• Task instructions
Your task is to transcribe all the entries exactly, excluding pictures.

+ + +

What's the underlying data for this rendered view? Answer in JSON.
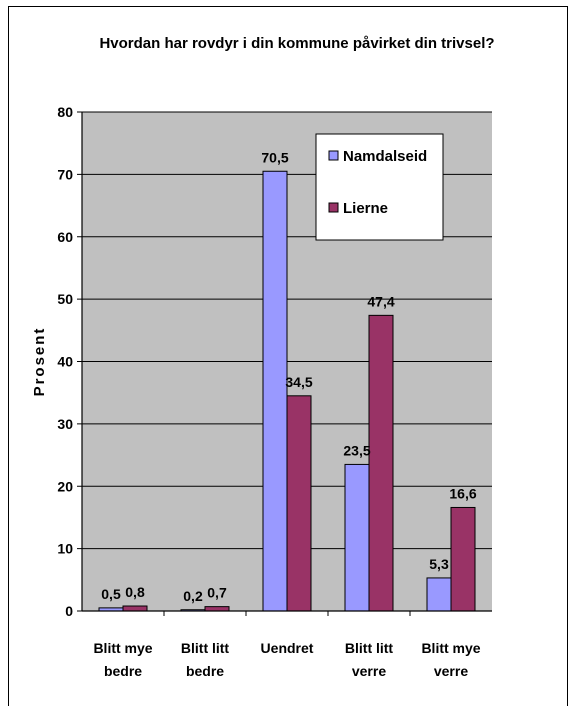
{
  "chart_data": {
    "type": "bar",
    "title": "Hvordan har rovdyr i din kommune påvirket din trivsel?",
    "ylabel": "Prosent",
    "xlabel": "",
    "ylim": [
      0,
      80
    ],
    "yticks": [
      0,
      10,
      20,
      30,
      40,
      50,
      60,
      70,
      80
    ],
    "grid": true,
    "legend_position": "top-right",
    "categories": [
      [
        "Blitt mye",
        "bedre"
      ],
      [
        "Blitt litt",
        "bedre"
      ],
      [
        "Uendret"
      ],
      [
        "Blitt litt",
        "verre"
      ],
      [
        "Blitt mye",
        "verre"
      ]
    ],
    "series": [
      {
        "name": "Namdalseid",
        "color": "#9999ff",
        "values": [
          0.5,
          0.2,
          70.5,
          23.5,
          5.3
        ],
        "labels": [
          "0,5",
          "0,2",
          "70,5",
          "23,5",
          "5,3"
        ]
      },
      {
        "name": "Lierne",
        "color": "#993366",
        "values": [
          0.8,
          0.7,
          34.5,
          47.4,
          16.6
        ],
        "labels": [
          "0,8",
          "0,7",
          "34,5",
          "47,4",
          "16,6"
        ]
      }
    ],
    "plot_background": "#c0c0c0"
  }
}
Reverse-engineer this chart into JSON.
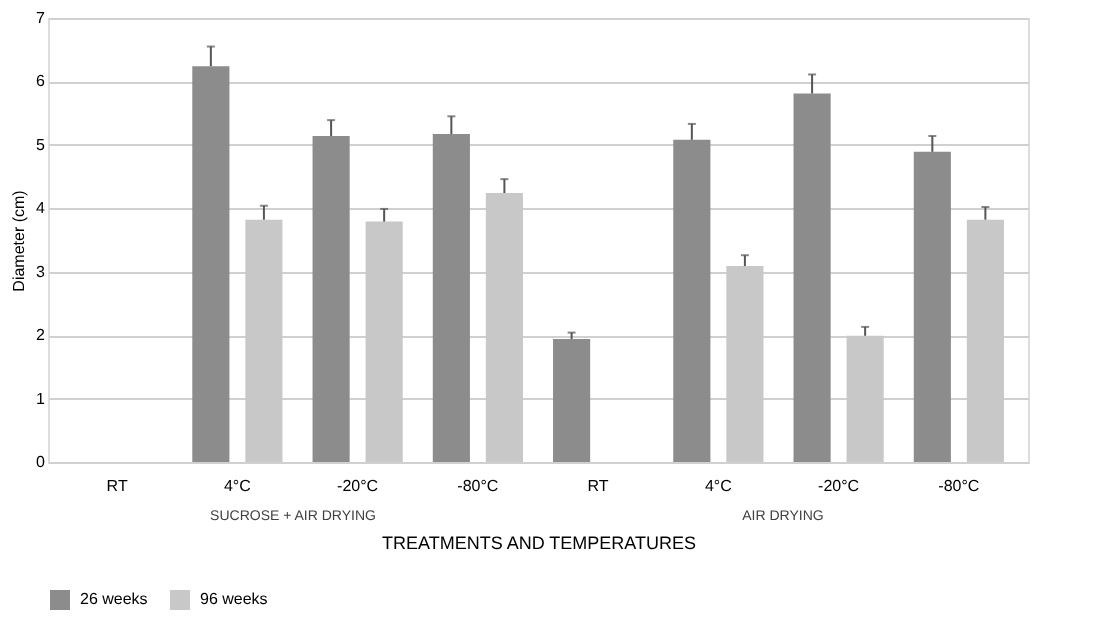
{
  "chart_data": {
    "type": "bar",
    "xlabel": "TREATMENTS AND TEMPERATURES",
    "ylabel": "Diameter (cm)",
    "categories": [
      "RT",
      "4°C",
      "-20°C",
      "-80°C",
      "RT",
      "4°C",
      "-20°C",
      "-80°C"
    ],
    "series": [
      {
        "name": "26 weeks",
        "color": "#8c8c8c",
        "values": [
          null,
          6.24,
          5.14,
          5.17,
          1.94,
          5.08,
          5.81,
          4.89
        ],
        "errors": [
          null,
          0.31,
          0.25,
          0.28,
          0.1,
          0.25,
          0.3,
          0.25
        ]
      },
      {
        "name": "96 weeks",
        "color": "#c8c8c8",
        "values": [
          null,
          3.82,
          3.79,
          4.24,
          null,
          3.09,
          1.99,
          3.82
        ],
        "errors": [
          null,
          0.22,
          0.2,
          0.22,
          null,
          0.17,
          0.14,
          0.2
        ]
      }
    ],
    "annotations": [
      "SUCROSE + AIR DRYING",
      "AIR DRYING"
    ],
    "ylim": [
      0,
      7
    ],
    "yticks": [
      0,
      1,
      2,
      3,
      4,
      5,
      6,
      7
    ],
    "grid": "y",
    "legend": "bottom"
  }
}
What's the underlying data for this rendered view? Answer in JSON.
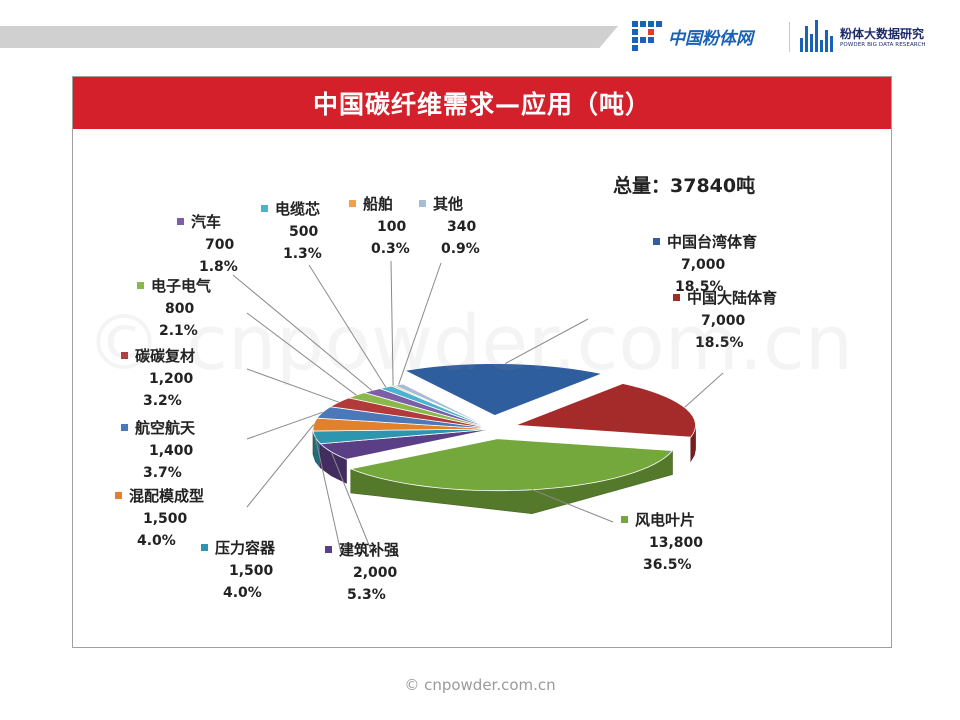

+ + +

• Answer to the task
What's the underlying data for this rendered view? Answer in JSON.
{
  "chart_data": {
    "type": "bar",
    "title": "Hvordan har rovdyr i din kommune påvirket din trivsel?",
    "ylabel": "Prosent",
    "xlabel": "",
    "ylim": [
      0,
      80
    ],
    "yticks": [
      0,
      10,
      20,
      30,
      40,
      50,
      60,
      70,
      80
    ],
    "grid": true,
    "legend_position": "top-right",
    "categories": [
      [
        "Blitt mye",
        "bedre"
      ],
      [
        "Blitt litt",
        "bedre"
      ],
      [
        "Uendret"
      ],
      [
        "Blitt litt",
        "verre"
      ],
      [
        "Blitt mye",
        "verre"
      ]
    ],
    "series": [
      {
        "name": "Namdalseid",
        "color": "#9999ff",
        "values": [
          0.5,
          0.2,
          70.5,
          23.5,
          5.3
        ],
        "labels": [
          "0,5",
          "0,2",
          "70,5",
          "23,5",
          "5,3"
        ]
      },
      {
        "name": "Lierne",
        "color": "#993366",
        "values": [
          0.8,
          0.7,
          34.5,
          47.4,
          16.6
        ],
        "labels": [
          "0,8",
          "0,7",
          "34,5",
          "47,4",
          "16,6"
        ]
      }
    ],
    "plot_background": "#c0c0c0"
  }
}
Reverse-engineer this chart into JSON.
{
  "chart_data": {
    "type": "bar",
    "xlabel": "TREATMENTS AND TEMPERATURES",
    "ylabel": "Diameter (cm)",
    "categories": [
      "RT",
      "4°C",
      "-20°C",
      "-80°C",
      "RT",
      "4°C",
      "-20°C",
      "-80°C"
    ],
    "series": [
      {
        "name": "26 weeks",
        "color": "#8c8c8c",
        "values": [
          null,
          6.24,
          5.14,
          5.17,
          1.94,
          5.08,
          5.81,
          4.89
        ],
        "errors": [
          null,
          0.31,
          0.25,
          0.28,
          0.1,
          0.25,
          0.3,
          0.25
        ]
      },
      {
        "name": "96 weeks",
        "color": "#c8c8c8",
        "values": [
          null,
          3.82,
          3.79,
          4.24,
          null,
          3.09,
          1.99,
          3.82
        ],
        "errors": [
          null,
          0.22,
          0.2,
          0.22,
          null,
          0.17,
          0.14,
          0.2
        ]
      }
    ],
    "annotations": [
      "SUCROSE + AIR DRYING",
      "AIR DRYING"
    ],
    "ylim": [
      0,
      7
    ],
    "yticks": [
      0,
      1,
      2,
      3,
      4,
      5,
      6,
      7
    ],
    "grid": "y",
    "legend": "bottom"
  }
}
What's the underlying data for this rendered view? Answer in JSON.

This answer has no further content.